— BEGIN Material supplied —
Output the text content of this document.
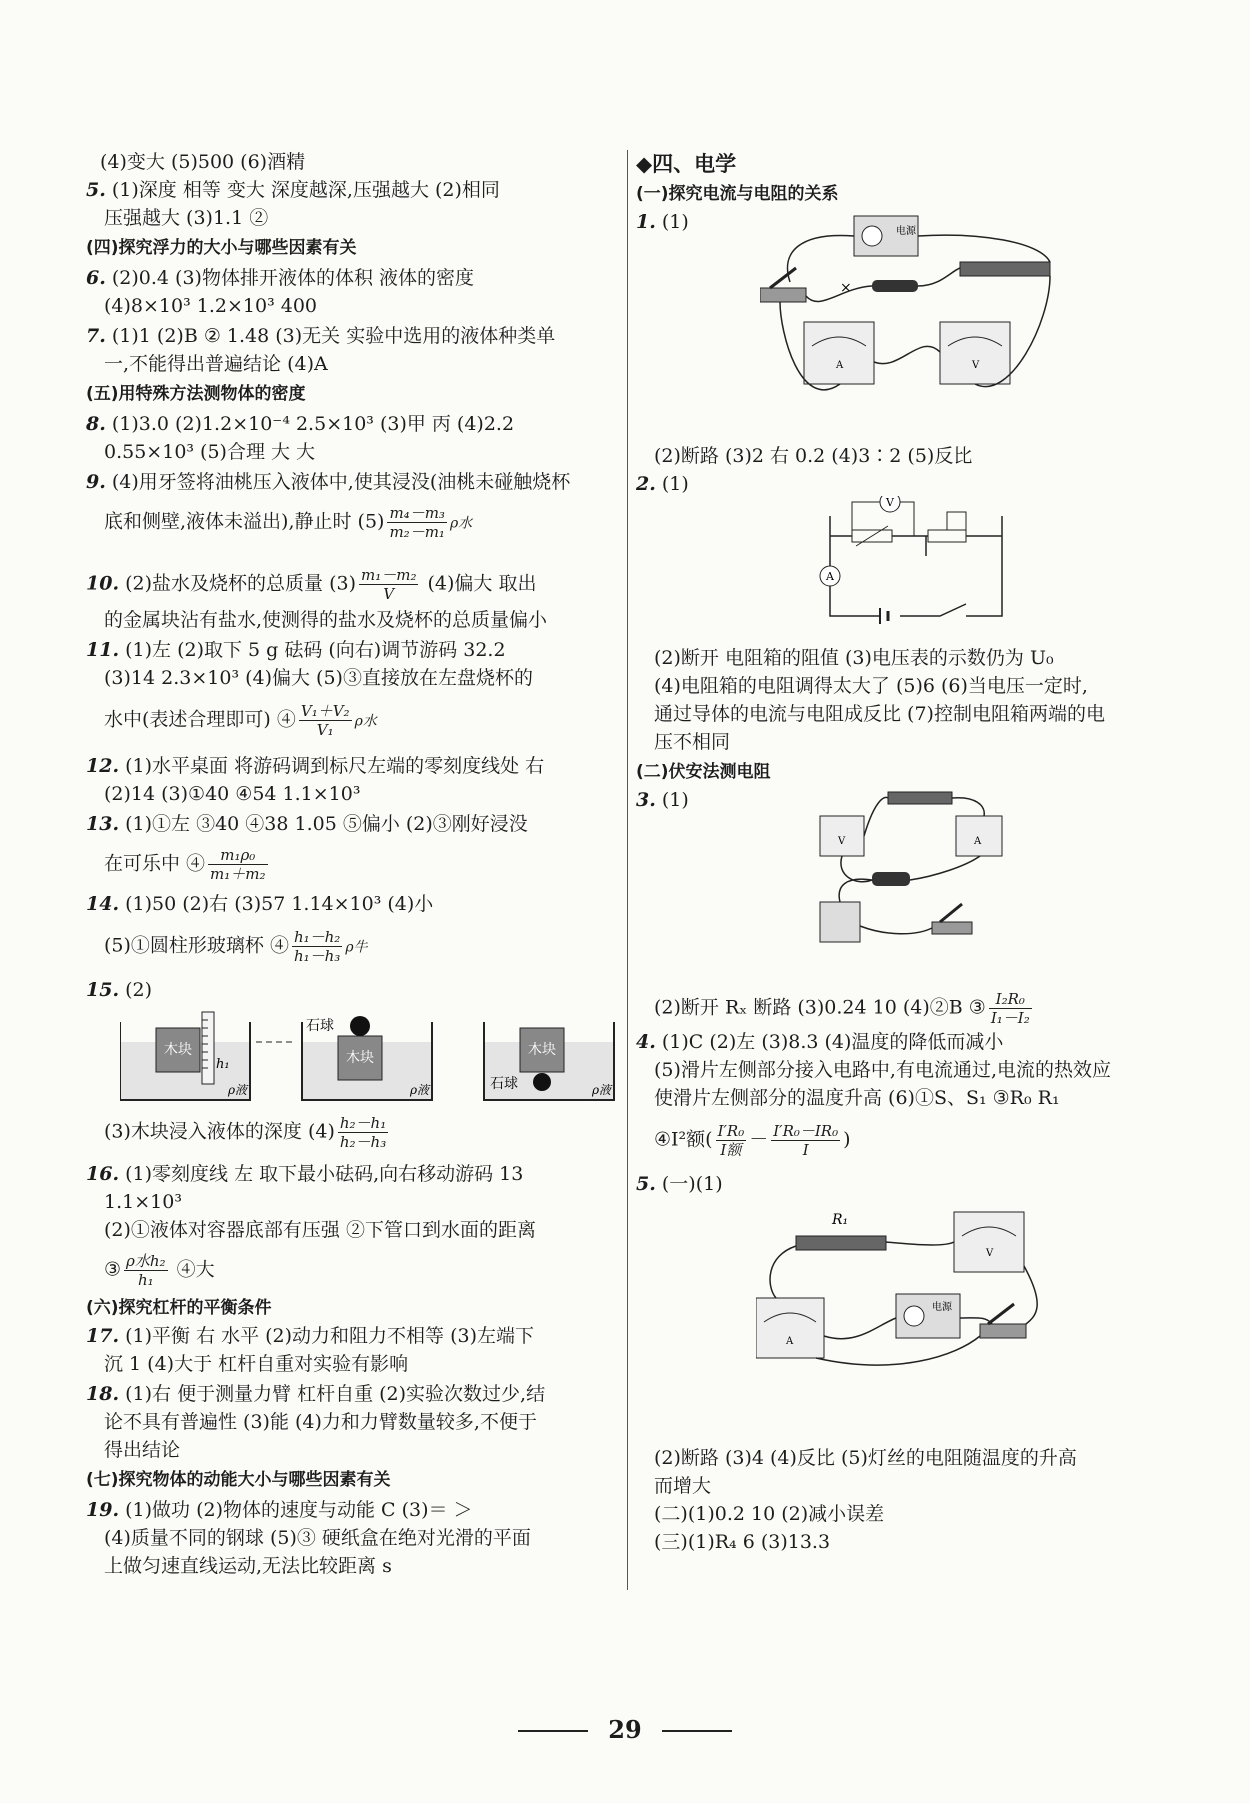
(4)变大 (5)500 (6)酒精
5. (1)深度 相等 变大 深度越深,压强越大 (2)相同
压强越大 (3)1.1 ②
(四)探究浮力的大小与哪些因素有关
6. (2)0.4 (3)物体排开液体的体积 液体的密度
(4)8×10³ 1.2×10³ 400
7. (1)1 (2)B ② 1.48 (3)无关 实验中选用的液体种类单
一,不能得出普遍结论 (4)A
(五)用特殊方法测物体的密度
8. (1)3.0 (2)1.2×10⁻⁴ 2.5×10³ (3)甲 丙 (4)2.2
0.55×10³ (5)合理 大 大
9. (4)用牙签将油桃压入液体中,使其浸没(油桃未碰触烧杯
底和侧壁,液体未溢出),静止时 $(5) \frac{\text{m₄－m₃}}{\text{m₂－m₁}}$ ρ水
10. (2)盐水及烧杯的总质量 $(3) \frac{\text{m₁－m₂}}{V} (4)$偏大 取出
的金属块沾有盐水,使测得的盐水及烧杯的总质量偏小
11. (1)左 (2)取下 5 g 砝码 (向右)调节游码 32.2
(3)14 2.3×10³ (4)偏大 (5)③直接放在左盘烧杯的
水中(表述合理即可) ④ $\frac{\text{V₁＋V₂}}{\text{V₁}}$ ρ水
12. (1)水平桌面 将游码调到标尺左端的零刻度线处 右
(2)14 (3)①40 ④54 1.1×10³
13. (1)①左 ③40 ④38 1.05 ⑤偏小 (2)③刚好浸没
在可乐中 ④ $\frac{\text{m₁ρ₀}}{\text{m₁＋m₂}}$
14. (1)50 (2)右 (3)57 1.14×10³ (4)小
(5)①圆柱形玻璃杯 ④ $\frac{\text{h₁－h₂}}{\text{h₁－h₃}}$ ρ牛
15. (2)
木块
h₁
ρ液
木块
石球
ρ液
木块
石球	ρ液
(3)木块浸入液体的深度 $(4) \frac{\text{h₂－h₁}}{\text{h₂－h₃}}$
16. (1)零刻度线 左 取下最小砝码,向右移动游码 13
1.1×10³
(2)①液体对容器底部有压强 ②下管口到水面的距离
③ $\frac{\text{ρ水h₂}}{\text{h₁}}$ ④大
(六)探究杠杆的平衡条件
17. (1)平衡 右 水平 (2)动力和阻力不相等 (3)左端下
沉 1 (4)大于 杠杆自重对实验有影响
18. (1)右 便于测量力臂 杠杆自重 (2)实验次数过少,结
论不具有普遍性 (3)能 (4)力和力臂数量较多,不便于
得出结论
(七)探究物体的动能大小与哪些因素有关
19. (1)做功 (2)物体的速度与动能 C (3)＝ ＞
(4)质量不同的钢球 (5)③ 硬纸盒在绝对光滑的平面
上做匀速直线运动,无法比较距离 s
◆四、电学
(一)探究电流与电阻的关系
1. (1)	电源
×
A	V
(2)断路 (3)2 右 0.2 (4)3∶2 (5)反比
2. (1)
V
A
(2)断开 电阻箱的阻值 (3)电压表的示数仍为 U₀
(4)电阻箱的电阻调得太大了 (5)6 (6)当电压一定时,
通过导体的电流与电阻成反比 (7)控制电阻箱两端的电
压不相同
(二)伏安法测电阻
3. (1)
V	A
(2)断开 Rₓ 断路 (3)0.24 10 (4)②B ③ $\frac{\text{I₂R₀}}{\text{I₁－I₂}}$
4. (1)C (2)左 (3)8.3 (4)温度的降低而减小
(5)滑片左侧部分接入电路中,有电流通过,电流的热效应
使滑片左侧部分的温度升高 (6)①S、S₁ ③R₀ R₁
④I²额( $\frac{\text{I′R₀}}{\text{I额}} - \frac{\text{I′R₀－IR₀}}{I}$ )
5. (一)(1)
R₁
V
电源
A
(2)断路 (3)4 (4)反比 (5)灯丝的电阻随温度的升高
而增大
(二)(1)0.2 10 (2)减小误差
(三)(1)R₄ 6 (3)13.3
29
— END Material supplied —
• [What needs to be done]
Reproduce the full listing faithfully, but do not carry over any pictures.

• [Expected output]
Output the text content of this document.
(4)变大 (5)500 (6)酒精
5. (1)深度 相等 变大 深度越深,压强越大 (2)相同
压强越大 (3)1.1 ②
(四)探究浮力的大小与哪些因素有关
6. (2)0.4 (3)物体排开液体的体积 液体的密度
(4)8×10³ 1.2×10³ 400
7. (1)1 (2)B ② 1.48 (3)无关 实验中选用的液体种类单
一,不能得出普遍结论 (4)A
(五)用特殊方法测物体的密度
8. (1)3.0 (2)1.2×10⁻⁴ 2.5×10³ (3)甲 丙 (4)2.2
0.55×10³ (5)合理 大 大
9. (4)用牙签将油桃压入液体中,使其浸没(油桃未碰触烧杯
底和侧壁,液体未溢出),静止时 $(5) \frac{\text{m₄－m₃}}{\text{m₂－m₁}}$ ρ水
10. (2)盐水及烧杯的总质量 $(3) \frac{\text{m₁－m₂}}{V} (4)$偏大 取出
的金属块沾有盐水,使测得的盐水及烧杯的总质量偏小
11. (1)左 (2)取下 5 g 砝码 (向右)调节游码 32.2
(3)14 2.3×10³ (4)偏大 (5)③直接放在左盘烧杯的
水中(表述合理即可) ④ $\frac{\text{V₁＋V₂}}{\text{V₁}}$ ρ水
12. (1)水平桌面 将游码调到标尺左端的零刻度线处 右
(2)14 (3)①40 ④54 1.1×10³
13. (1)①左 ③40 ④38 1.05 ⑤偏小 (2)③刚好浸没
在可乐中 ④ $\frac{\text{m₁ρ₀}}{\text{m₁＋m₂}}$
14. (1)50 (2)右 (3)57 1.14×10³ (4)小
(5)①圆柱形玻璃杯 ④ $\frac{\text{h₁－h₂}}{\text{h₁－h₃}}$ ρ牛
15. (2)
木块
h₁
ρ液
木块
石球
ρ液
木块
石球	ρ液
(3)木块浸入液体的深度 $(4) \frac{\text{h₂－h₁}}{\text{h₂－h₃}}$
16. (1)零刻度线 左 取下最小砝码,向右移动游码 13
1.1×10³
(2)①液体对容器底部有压强 ②下管口到水面的距离
③ $\frac{\text{ρ水h₂}}{\text{h₁}}$ ④大
(六)探究杠杆的平衡条件
17. (1)平衡 右 水平 (2)动力和阻力不相等 (3)左端下
沉 1 (4)大于 杠杆自重对实验有影响
18. (1)右 便于测量力臂 杠杆自重 (2)实验次数过少,结
论不具有普遍性 (3)能 (4)力和力臂数量较多,不便于
得出结论
(七)探究物体的动能大小与哪些因素有关
19. (1)做功 (2)物体的速度与动能 C (3)＝ ＞
(4)质量不同的钢球 (5)③ 硬纸盒在绝对光滑的平面
上做匀速直线运动,无法比较距离 s
◆四、电学
(一)探究电流与电阻的关系
1. (1)	电源
×
A	V
(2)断路 (3)2 右 0.2 (4)3∶2 (5)反比
2. (1)
V
A
(2)断开 电阻箱的阻值 (3)电压表的示数仍为 U₀
(4)电阻箱的电阻调得太大了 (5)6 (6)当电压一定时,
通过导体的电流与电阻成反比 (7)控制电阻箱两端的电
压不相同
(二)伏安法测电阻
3. (1)
V	A
(2)断开 Rₓ 断路 (3)0.24 10 (4)②B ③ $\frac{\text{I₂R₀}}{\text{I₁－I₂}}$
4. (1)C (2)左 (3)8.3 (4)温度的降低而减小
(5)滑片左侧部分接入电路中,有电流通过,电流的热效应
使滑片左侧部分的温度升高 (6)①S、S₁ ③R₀ R₁
④I²额( $\frac{\text{I′R₀}}{\text{I额}} - \frac{\text{I′R₀－IR₀}}{I}$ )
5. (一)(1)
R₁
V
电源
A
(2)断路 (3)4 (4)反比 (5)灯丝的电阻随温度的升高
而增大
(二)(1)0.2 10 (2)减小误差
(三)(1)R₄ 6 (3)13.3
29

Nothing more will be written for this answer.